DIRECTIONS FOR THIS TASK: Extract each line bearing the word "global".

==================================================

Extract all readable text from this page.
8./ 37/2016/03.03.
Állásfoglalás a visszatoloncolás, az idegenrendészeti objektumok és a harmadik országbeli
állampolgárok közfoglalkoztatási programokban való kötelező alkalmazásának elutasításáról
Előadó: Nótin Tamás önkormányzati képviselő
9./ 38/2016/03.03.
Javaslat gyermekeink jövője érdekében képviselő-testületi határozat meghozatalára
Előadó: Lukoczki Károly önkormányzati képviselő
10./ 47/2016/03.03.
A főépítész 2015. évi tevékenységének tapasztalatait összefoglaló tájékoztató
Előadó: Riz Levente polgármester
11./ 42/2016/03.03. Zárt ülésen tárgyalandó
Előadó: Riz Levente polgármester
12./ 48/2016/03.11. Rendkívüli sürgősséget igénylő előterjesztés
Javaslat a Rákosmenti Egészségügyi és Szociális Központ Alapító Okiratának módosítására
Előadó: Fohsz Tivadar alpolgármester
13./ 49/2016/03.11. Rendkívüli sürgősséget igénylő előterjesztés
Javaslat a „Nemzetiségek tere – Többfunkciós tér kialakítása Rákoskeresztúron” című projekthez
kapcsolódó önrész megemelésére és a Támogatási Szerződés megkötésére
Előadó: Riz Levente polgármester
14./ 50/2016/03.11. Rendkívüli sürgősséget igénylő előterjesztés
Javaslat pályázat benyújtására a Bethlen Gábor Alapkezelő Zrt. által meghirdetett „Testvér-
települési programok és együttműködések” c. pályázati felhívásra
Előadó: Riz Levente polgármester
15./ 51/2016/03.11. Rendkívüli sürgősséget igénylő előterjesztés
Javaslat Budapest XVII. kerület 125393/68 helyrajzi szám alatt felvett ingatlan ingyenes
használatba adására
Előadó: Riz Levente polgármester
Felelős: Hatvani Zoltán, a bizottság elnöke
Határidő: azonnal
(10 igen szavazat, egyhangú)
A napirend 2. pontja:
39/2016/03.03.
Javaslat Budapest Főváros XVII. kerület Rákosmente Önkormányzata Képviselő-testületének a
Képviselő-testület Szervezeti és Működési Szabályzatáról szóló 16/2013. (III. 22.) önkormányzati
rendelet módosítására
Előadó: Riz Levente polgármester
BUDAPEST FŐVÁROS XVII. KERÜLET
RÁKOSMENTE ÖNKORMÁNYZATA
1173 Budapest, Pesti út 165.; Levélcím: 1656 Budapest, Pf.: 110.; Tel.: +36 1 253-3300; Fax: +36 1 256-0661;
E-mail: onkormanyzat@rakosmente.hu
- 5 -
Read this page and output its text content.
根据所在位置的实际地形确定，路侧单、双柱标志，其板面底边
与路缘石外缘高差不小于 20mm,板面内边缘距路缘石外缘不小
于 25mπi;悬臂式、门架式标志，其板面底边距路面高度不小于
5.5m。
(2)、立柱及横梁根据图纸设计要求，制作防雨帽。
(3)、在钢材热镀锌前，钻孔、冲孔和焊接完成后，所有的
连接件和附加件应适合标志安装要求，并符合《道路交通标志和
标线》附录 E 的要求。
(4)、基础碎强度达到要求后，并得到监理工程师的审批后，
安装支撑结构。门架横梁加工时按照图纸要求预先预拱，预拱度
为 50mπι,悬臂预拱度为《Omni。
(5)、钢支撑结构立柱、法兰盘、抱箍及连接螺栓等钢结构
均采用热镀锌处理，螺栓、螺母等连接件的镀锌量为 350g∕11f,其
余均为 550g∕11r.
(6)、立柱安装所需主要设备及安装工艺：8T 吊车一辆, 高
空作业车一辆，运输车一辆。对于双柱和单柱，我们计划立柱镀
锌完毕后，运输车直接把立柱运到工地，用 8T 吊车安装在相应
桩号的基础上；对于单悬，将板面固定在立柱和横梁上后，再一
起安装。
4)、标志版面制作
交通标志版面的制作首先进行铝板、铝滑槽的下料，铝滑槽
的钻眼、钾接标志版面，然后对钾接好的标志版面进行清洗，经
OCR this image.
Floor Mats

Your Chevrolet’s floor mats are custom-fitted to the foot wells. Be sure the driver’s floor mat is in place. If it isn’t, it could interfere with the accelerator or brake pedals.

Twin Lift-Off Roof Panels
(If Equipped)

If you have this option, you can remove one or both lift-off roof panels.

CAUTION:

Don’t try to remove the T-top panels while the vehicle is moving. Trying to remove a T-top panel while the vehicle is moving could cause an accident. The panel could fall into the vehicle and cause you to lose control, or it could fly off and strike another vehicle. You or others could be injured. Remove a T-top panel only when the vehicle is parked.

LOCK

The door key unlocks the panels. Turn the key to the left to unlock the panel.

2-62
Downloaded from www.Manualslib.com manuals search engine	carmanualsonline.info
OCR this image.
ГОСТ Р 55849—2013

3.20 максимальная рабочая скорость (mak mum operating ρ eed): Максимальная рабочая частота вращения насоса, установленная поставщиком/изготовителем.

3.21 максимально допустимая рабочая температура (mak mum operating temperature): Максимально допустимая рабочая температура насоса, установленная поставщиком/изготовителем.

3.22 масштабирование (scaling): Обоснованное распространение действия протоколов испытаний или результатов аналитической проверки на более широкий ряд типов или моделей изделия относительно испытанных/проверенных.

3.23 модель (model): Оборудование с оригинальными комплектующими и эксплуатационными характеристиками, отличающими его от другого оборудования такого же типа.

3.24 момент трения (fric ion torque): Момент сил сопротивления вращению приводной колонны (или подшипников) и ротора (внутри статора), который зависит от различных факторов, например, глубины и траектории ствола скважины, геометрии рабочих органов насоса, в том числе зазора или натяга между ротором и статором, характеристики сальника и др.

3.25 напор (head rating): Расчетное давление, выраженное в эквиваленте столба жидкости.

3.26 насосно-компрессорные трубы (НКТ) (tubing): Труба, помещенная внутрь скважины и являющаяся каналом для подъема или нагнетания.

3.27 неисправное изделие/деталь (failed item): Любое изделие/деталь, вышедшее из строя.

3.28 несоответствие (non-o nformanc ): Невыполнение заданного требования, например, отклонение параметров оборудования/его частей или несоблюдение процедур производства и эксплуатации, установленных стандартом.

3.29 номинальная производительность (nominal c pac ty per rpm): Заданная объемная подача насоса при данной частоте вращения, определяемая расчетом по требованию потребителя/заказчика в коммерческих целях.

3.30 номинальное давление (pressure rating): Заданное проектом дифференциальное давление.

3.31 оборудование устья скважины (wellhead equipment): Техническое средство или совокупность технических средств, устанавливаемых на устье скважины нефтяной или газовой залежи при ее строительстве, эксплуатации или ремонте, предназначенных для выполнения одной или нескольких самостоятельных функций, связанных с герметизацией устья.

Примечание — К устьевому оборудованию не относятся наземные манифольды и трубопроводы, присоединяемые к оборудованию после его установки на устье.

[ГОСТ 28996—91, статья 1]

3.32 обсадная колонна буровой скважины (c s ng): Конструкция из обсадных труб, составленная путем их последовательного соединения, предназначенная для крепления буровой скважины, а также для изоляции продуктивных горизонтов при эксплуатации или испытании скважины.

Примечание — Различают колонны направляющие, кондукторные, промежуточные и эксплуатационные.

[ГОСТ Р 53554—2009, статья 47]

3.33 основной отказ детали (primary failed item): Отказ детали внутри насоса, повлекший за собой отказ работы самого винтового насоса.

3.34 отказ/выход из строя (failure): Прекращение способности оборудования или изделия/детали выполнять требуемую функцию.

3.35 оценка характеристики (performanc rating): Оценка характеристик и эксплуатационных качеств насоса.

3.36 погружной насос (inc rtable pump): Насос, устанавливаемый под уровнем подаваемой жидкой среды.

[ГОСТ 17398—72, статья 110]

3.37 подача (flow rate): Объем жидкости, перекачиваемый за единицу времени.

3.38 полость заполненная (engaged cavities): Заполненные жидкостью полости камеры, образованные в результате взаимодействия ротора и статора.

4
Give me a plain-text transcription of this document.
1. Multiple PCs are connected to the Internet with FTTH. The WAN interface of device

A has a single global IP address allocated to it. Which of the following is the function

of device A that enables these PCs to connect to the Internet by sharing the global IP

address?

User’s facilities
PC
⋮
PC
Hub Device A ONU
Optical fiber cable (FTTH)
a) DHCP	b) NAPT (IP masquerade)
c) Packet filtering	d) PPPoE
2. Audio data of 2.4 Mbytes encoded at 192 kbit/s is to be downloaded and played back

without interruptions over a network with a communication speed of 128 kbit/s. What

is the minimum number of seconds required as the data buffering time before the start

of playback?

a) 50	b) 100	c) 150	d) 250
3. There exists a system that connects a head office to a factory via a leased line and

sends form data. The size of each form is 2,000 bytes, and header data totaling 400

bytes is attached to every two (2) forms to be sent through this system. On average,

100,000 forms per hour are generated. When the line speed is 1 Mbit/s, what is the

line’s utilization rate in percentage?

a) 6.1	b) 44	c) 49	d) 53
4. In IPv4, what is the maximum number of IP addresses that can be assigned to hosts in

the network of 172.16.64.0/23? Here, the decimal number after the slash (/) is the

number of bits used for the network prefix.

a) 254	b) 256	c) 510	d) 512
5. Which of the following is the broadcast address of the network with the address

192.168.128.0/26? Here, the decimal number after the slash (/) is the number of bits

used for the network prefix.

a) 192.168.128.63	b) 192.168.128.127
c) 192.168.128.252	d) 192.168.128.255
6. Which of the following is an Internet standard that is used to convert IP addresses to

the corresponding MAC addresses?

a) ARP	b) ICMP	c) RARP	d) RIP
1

==================================================

FINAL ANSWER:
A has a single global IP address allocated to it. Which of the following is the function
of device A that enables these PCs to connect to the Internet by sharing the global IP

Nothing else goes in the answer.